WRITTEN REQUEST | Copy the data precisely, keeping every character.
## Begin
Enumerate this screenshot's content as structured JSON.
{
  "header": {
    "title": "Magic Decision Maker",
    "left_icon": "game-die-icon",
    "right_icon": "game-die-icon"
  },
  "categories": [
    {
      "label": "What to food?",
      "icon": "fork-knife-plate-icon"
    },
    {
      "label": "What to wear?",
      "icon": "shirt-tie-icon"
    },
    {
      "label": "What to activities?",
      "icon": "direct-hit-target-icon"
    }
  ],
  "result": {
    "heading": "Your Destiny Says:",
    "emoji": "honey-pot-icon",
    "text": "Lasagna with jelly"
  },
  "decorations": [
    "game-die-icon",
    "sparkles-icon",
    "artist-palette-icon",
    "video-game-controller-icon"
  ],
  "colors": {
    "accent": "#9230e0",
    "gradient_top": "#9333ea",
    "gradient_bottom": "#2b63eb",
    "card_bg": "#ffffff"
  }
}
## End
REPLY TO THE EXERCISE |
Enumerate this screenshot's content as structured JSON.
{
  "header": {
    "title": "Magic Decision Maker",
    "left_icon": "game-die-icon",
    "right_icon": "game-die-icon"
  },
  "categories": [
    {
      "label": "What to food?",
      "icon": "fork-knife-plate-icon"
    },
    {
      "label": "What to wear?",
      "icon": "shirt-tie-icon"
    },
    {
      "label": "What to activities?",
      "icon": "direct-hit-target-icon"
    }
  ],
  "result": {
    "heading": "Your Destiny Says:",
    "emoji": "honey-pot-icon",
    "text": "Lasagna with jelly"
  },
  "decorations": [
    "game-die-icon",
    "sparkles-icon",
    "artist-palette-icon",
    "video-game-controller-icon"
  ],
  "colors": {
    "accent": "#9230e0",
    "gradient_top": "#9333ea",
    "gradient_bottom": "#2b63eb",
    "card_bg": "#ffffff"
  }
}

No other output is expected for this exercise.